> Input records:
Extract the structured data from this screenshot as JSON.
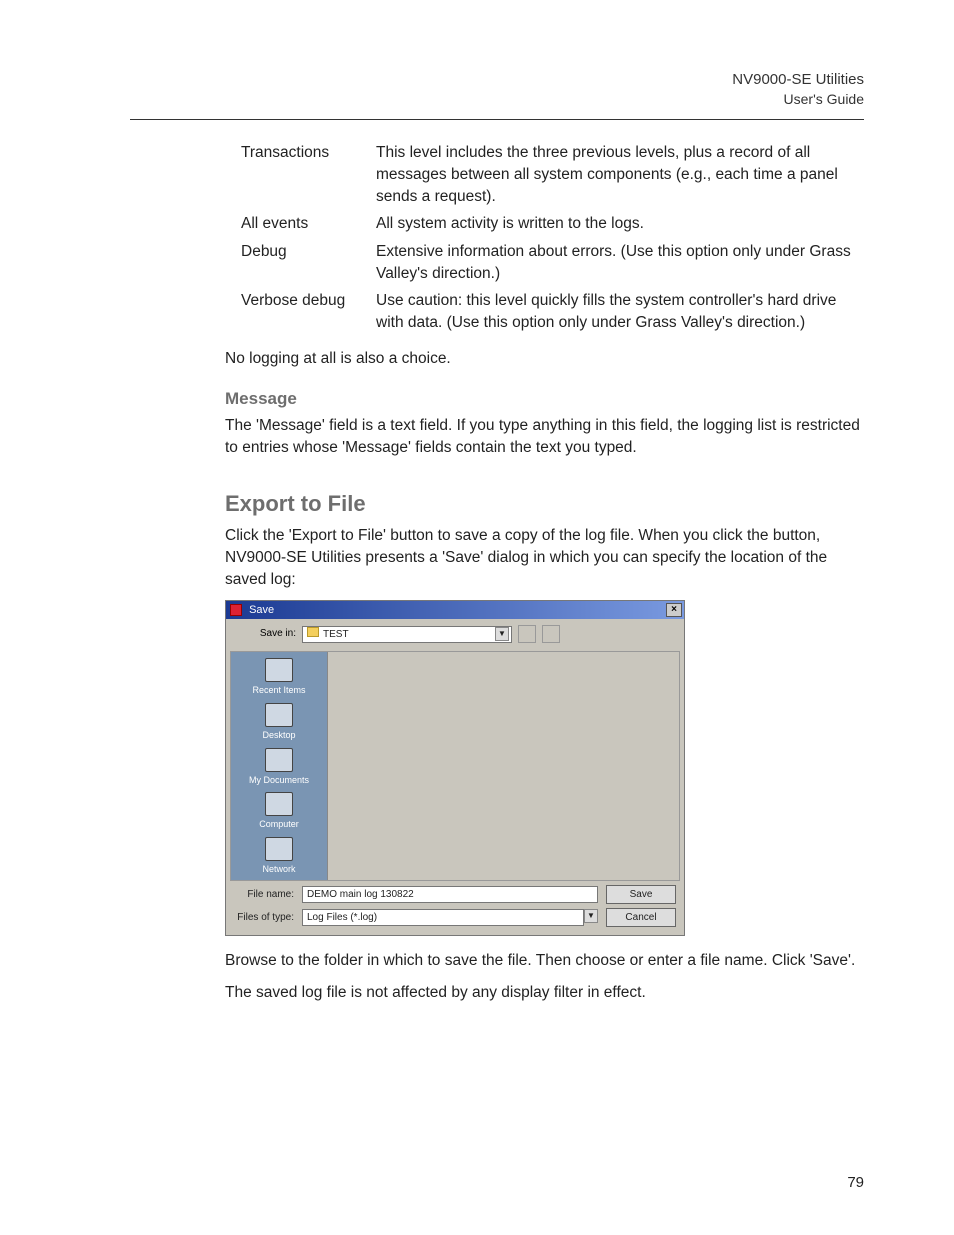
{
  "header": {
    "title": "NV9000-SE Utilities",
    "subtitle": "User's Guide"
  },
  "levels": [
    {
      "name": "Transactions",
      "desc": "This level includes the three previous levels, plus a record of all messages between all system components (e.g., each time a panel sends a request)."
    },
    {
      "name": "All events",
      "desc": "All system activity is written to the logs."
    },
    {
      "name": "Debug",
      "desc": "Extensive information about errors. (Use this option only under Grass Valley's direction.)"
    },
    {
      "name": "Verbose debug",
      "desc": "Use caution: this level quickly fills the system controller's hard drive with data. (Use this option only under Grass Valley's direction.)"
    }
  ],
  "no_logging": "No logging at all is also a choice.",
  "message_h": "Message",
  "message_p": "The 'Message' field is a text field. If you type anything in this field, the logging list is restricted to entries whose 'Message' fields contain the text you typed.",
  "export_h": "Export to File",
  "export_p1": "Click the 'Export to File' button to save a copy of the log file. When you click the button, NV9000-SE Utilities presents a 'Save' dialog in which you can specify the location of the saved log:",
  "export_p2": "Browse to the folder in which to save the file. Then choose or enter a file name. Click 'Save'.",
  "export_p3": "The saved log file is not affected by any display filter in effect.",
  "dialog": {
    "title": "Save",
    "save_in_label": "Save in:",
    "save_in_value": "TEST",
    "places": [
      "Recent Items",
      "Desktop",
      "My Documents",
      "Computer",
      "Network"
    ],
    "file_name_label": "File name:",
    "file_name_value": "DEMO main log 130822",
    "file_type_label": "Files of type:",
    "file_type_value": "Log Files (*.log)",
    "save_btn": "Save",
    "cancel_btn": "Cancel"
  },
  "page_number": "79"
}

> Exercise instructions: An exact transcription of all the entries is required, without the pictures.

> Result:
Extract the structured data from this screenshot as JSON.
{
  "header": {
    "title": "NV9000-SE Utilities",
    "subtitle": "User's Guide"
  },
  "levels": [
    {
      "name": "Transactions",
      "desc": "This level includes the three previous levels, plus a record of all messages between all system components (e.g., each time a panel sends a request)."
    },
    {
      "name": "All events",
      "desc": "All system activity is written to the logs."
    },
    {
      "name": "Debug",
      "desc": "Extensive information about errors. (Use this option only under Grass Valley's direction.)"
    },
    {
      "name": "Verbose debug",
      "desc": "Use caution: this level quickly fills the system controller's hard drive with data. (Use this option only under Grass Valley's direction.)"
    }
  ],
  "no_logging": "No logging at all is also a choice.",
  "message_h": "Message",
  "message_p": "The 'Message' field is a text field. If you type anything in this field, the logging list is restricted to entries whose 'Message' fields contain the text you typed.",
  "export_h": "Export to File",
  "export_p1": "Click the 'Export to File' button to save a copy of the log file. When you click the button, NV9000-SE Utilities presents a 'Save' dialog in which you can specify the location of the saved log:",
  "export_p2": "Browse to the folder in which to save the file. Then choose or enter a file name. Click 'Save'.",
  "export_p3": "The saved log file is not affected by any display filter in effect.",
  "dialog": {
    "title": "Save",
    "save_in_label": "Save in:",
    "save_in_value": "TEST",
    "places": [
      "Recent Items",
      "Desktop",
      "My Documents",
      "Computer",
      "Network"
    ],
    "file_name_label": "File name:",
    "file_name_value": "DEMO main log 130822",
    "file_type_label": "Files of type:",
    "file_type_value": "Log Files (*.log)",
    "save_btn": "Save",
    "cancel_btn": "Cancel"
  },
  "page_number": "79"
}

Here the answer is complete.